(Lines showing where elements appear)
== == ==
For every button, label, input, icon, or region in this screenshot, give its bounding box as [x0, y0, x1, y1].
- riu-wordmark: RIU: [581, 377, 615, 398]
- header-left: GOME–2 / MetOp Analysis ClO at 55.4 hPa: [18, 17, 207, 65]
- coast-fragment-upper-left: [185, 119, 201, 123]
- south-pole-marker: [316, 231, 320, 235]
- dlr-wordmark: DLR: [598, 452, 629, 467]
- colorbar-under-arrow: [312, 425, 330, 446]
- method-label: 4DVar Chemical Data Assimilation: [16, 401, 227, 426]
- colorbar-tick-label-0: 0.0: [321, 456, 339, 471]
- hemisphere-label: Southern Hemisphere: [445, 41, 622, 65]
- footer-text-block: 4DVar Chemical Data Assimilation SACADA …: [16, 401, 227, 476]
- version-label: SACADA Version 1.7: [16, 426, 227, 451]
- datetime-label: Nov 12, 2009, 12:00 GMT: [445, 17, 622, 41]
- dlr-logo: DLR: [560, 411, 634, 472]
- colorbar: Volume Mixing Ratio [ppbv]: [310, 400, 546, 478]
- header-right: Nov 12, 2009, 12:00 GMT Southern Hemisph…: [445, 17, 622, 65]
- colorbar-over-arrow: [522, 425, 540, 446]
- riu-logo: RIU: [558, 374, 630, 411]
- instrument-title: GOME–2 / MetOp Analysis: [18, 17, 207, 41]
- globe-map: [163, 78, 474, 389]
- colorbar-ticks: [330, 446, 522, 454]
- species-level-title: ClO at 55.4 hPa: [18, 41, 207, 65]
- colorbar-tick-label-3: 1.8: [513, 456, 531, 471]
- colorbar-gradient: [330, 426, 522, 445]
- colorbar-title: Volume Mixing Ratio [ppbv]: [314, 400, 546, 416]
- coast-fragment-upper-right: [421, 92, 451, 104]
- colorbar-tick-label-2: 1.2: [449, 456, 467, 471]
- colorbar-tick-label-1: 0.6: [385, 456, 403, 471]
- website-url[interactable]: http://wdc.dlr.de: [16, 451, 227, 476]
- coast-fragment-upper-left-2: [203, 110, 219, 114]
== == ==
| JOB |
Begin at the first line and stop after the line that has "- header-right: Nov". Write those lines out again with "GMT" swapped for "UTC" and everything else left unchanged.

| RESULT FOR THIS EXERCISE |
For every button, label, input, icon, or region in this screenshot, give its bounding box as [x0, y0, x1, y1].
- riu-wordmark: RIU: [581, 377, 615, 398]
- header-left: GOME–2 / MetOp Analysis ClO at 55.4 hPa: [18, 17, 207, 65]
- coast-fragment-upper-left: [185, 119, 201, 123]
- south-pole-marker: [316, 231, 320, 235]
- dlr-wordmark: DLR: [598, 452, 629, 467]
- colorbar-under-arrow: [312, 425, 330, 446]
- method-label: 4DVar Chemical Data Assimilation: [16, 401, 227, 426]
- colorbar-tick-label-0: 0.0: [321, 456, 339, 471]
- hemisphere-label: Southern Hemisphere: [445, 41, 622, 65]
- footer-text-block: 4DVar Chemical Data Assimilation SACADA …: [16, 401, 227, 476]
- version-label: SACADA Version 1.7: [16, 426, 227, 451]
- datetime-label: Nov 12, 2009, 12:00 UTC: [445, 17, 622, 41]
- dlr-logo: DLR: [560, 411, 634, 472]
- colorbar: Volume Mixing Ratio [ppbv]: [310, 400, 546, 478]
- header-right: Nov 12, 2009, 12:00 UTC Southern Hemisph…: [445, 17, 622, 65]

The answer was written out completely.